The entries below are to be written out again without alteration.

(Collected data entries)
══════

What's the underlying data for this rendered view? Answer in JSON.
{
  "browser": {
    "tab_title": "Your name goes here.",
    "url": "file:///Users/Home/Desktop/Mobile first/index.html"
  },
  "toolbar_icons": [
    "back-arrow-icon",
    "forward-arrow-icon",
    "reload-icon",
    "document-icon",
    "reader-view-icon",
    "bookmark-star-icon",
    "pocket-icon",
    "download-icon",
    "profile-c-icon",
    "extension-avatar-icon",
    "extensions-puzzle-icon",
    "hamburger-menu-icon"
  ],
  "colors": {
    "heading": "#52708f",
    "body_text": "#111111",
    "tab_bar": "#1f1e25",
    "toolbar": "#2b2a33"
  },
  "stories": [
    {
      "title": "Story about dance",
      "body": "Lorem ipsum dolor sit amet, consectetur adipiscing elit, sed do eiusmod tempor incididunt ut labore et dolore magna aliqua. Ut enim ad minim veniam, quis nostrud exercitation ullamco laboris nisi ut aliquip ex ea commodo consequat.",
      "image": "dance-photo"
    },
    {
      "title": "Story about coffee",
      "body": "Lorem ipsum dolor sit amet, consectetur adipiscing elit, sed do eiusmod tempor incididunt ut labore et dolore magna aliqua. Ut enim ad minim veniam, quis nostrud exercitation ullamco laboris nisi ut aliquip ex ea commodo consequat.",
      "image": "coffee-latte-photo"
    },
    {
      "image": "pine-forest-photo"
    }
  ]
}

══════

- [THE RESPONSE]
What's the underlying data for this rendered view? Answer in JSON.
{
  "browser": {
    "tab_title": "Your name goes here.",
    "url": "file:///Users/Home/Desktop/Mobile first/index.html"
  },
  "toolbar_icons": [
    "back-arrow-icon",
    "forward-arrow-icon",
    "reload-icon",
    "document-icon",
    "reader-view-icon",
    "bookmark-star-icon",
    "pocket-icon",
    "download-icon",
    "profile-c-icon",
    "extension-avatar-icon",
    "extensions-puzzle-icon",
    "hamburger-menu-icon"
  ],
  "colors": {
    "heading": "#52708f",
    "body_text": "#111111",
    "tab_bar": "#1f1e25",
    "toolbar": "#2b2a33"
  },
  "stories": [
    {
      "title": "Story about dance",
      "body": "Lorem ipsum dolor sit amet, consectetur adipiscing elit, sed do eiusmod tempor incididunt ut labore et dolore magna aliqua. Ut enim ad minim veniam, quis nostrud exercitation ullamco laboris nisi ut aliquip ex ea commodo consequat.",
      "image": "dance-photo"
    },
    {
      "title": "Story about coffee",
      "body": "Lorem ipsum dolor sit amet, consectetur adipiscing elit, sed do eiusmod tempor incididunt ut labore et dolore magna aliqua. Ut enim ad minim veniam, quis nostrud exercitation ullamco laboris nisi ut aliquip ex ea commodo consequat.",
      "image": "coffee-latte-photo"
    },
    {
      "image": "pine-forest-photo"
    }
  ]
}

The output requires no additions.